-- WHAT YOU WILL DO --
The records that follow are to be repeated exactly, with the pictures removed.

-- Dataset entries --
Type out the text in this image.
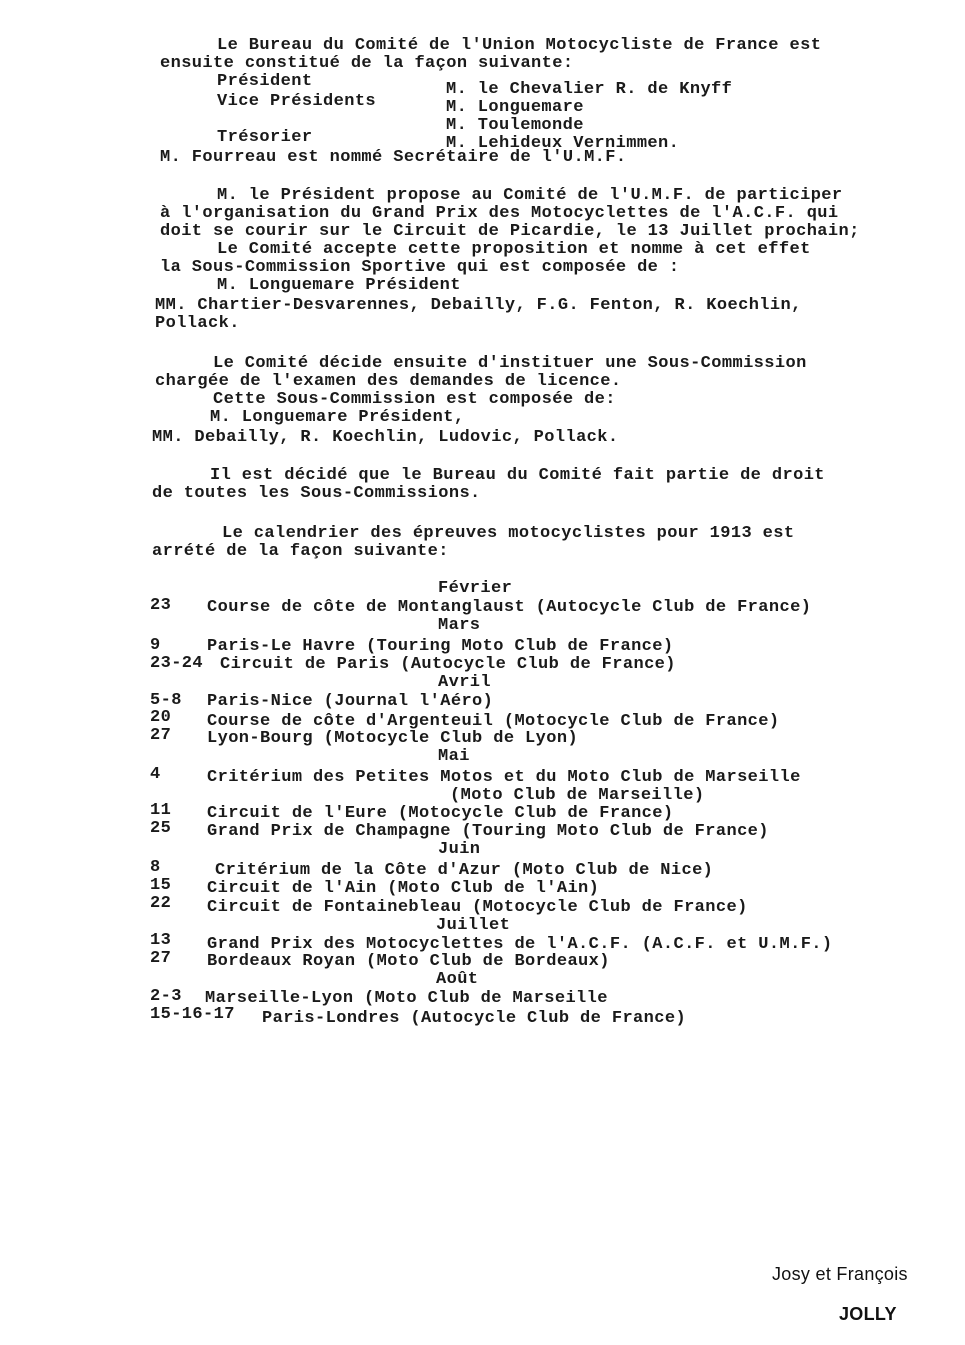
Le Bureau du Comité de l'Union Motocycliste de France est
ensuite constitué de la façon suivante:
Président	M. le Chevalier R. de Knyff
Vice Présidents	M. Longuemare
M. Toulemonde
Trésorier	M. Lehideux Vernimmen.
M. Fourreau est nommé Secrétaire de l'U.M.F.
M. le Président propose au Comité de l'U.M.F. de participer
à l'organisation du Grand Prix des Motocyclettes de l'A.C.F. qui
doit se courir sur le Circuit de Picardie, le 13 Juillet prochain;
Le Comité accepte cette proposition et nomme à cet effet
la Sous-Commission Sportive qui est composée de :
M. Longuemare Président
MM. Chartier-Desvarennes, Debailly, F.G. Fenton, R. Koechlin,
Pollack.
Le Comité décide ensuite d'instituer une Sous-Commission
chargée de l'examen des demandes de licence.
Cette Sous-Commission est composée de:
M. Longuemare Président,
MM. Debailly, R. Koechlin, Ludovic, Pollack.
Il est décidé que le Bureau du Comité fait partie de droit
de toutes les Sous-Commissions.
Le calendrier des épreuves motocyclistes pour 1913 est
arrété de la façon suivante:
Février
23 Course de côte de Montanglaust (Autocycle Club de France)
Mars
9	Paris-Le Havre (Touring Moto Club de France)
23-24 Circuit de Paris (Autocycle Club de France)
Avril
5-8 Paris-Nice (Journal l'Aéro)
20 Course de côte d'Argenteuil (Motocycle Club de France)
27 Lyon-Bourg (Motocycle Club de Lyon)
Mai
4	Critérium des Petites Motos et du Moto Club de Marseille
(Moto Club de Marseille)
11 Circuit de l'Eure (Motocycle Club de France)
25 Grand Prix de Champagne (Touring Moto Club de France)
Juin
8	Critérium de la Côte d'Azur (Moto Club de Nice)
15 Circuit de l'Ain (Moto Club de l'Ain)
22 Circuit de Fontainebleau (Motocycle Club de France)
Juillet
13 Grand Prix des Motocyclettes de l'A.C.F. (A.C.F. et U.M.F.)
27 Bordeaux Royan (Moto Club de Bordeaux)
Août
2-3 Marseille-Lyon (Moto Club de Marseille
15-16-17 Paris-Londres (Autocycle Club de France)
Josy et François
JOLLY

-- EXERCISE RESULT --
Type out the text in this image.
Le Bureau du Comité de l'Union Motocycliste de France est
ensuite constitué de la façon suivante:
Président	M. le Chevalier R. de Knyff
Vice Présidents	M. Longuemare
M. Toulemonde
Trésorier	M. Lehideux Vernimmen.
M. Fourreau est nommé Secrétaire de l'U.M.F.
M. le Président propose au Comité de l'U.M.F. de participer
à l'organisation du Grand Prix des Motocyclettes de l'A.C.F. qui
doit se courir sur le Circuit de Picardie, le 13 Juillet prochain;
Le Comité accepte cette proposition et nomme à cet effet
la Sous-Commission Sportive qui est composée de :
M. Longuemare Président
MM. Chartier-Desvarennes, Debailly, F.G. Fenton, R. Koechlin,
Pollack.
Le Comité décide ensuite d'instituer une Sous-Commission
chargée de l'examen des demandes de licence.
Cette Sous-Commission est composée de:
M. Longuemare Président,
MM. Debailly, R. Koechlin, Ludovic, Pollack.
Il est décidé que le Bureau du Comité fait partie de droit
de toutes les Sous-Commissions.
Le calendrier des épreuves motocyclistes pour 1913 est
arrété de la façon suivante:
Février
23 Course de côte de Montanglaust (Autocycle Club de France)
Mars
9	Paris-Le Havre (Touring Moto Club de France)
23-24 Circuit de Paris (Autocycle Club de France)
Avril
5-8 Paris-Nice (Journal l'Aéro)
20 Course de côte d'Argenteuil (Motocycle Club de France)
27 Lyon-Bourg (Motocycle Club de Lyon)
Mai
4	Critérium des Petites Motos et du Moto Club de Marseille
(Moto Club de Marseille)
11 Circuit de l'Eure (Motocycle Club de France)
25 Grand Prix de Champagne (Touring Moto Club de France)
Juin
8	Critérium de la Côte d'Azur (Moto Club de Nice)
15 Circuit de l'Ain (Moto Club de l'Ain)
22 Circuit de Fontainebleau (Motocycle Club de France)
Juillet
13 Grand Prix des Motocyclettes de l'A.C.F. (A.C.F. et U.M.F.)
27 Bordeaux Royan (Moto Club de Bordeaux)
Août
2-3 Marseille-Lyon (Moto Club de Marseille
15-16-17 Paris-Londres (Autocycle Club de France)
Josy et François
JOLLY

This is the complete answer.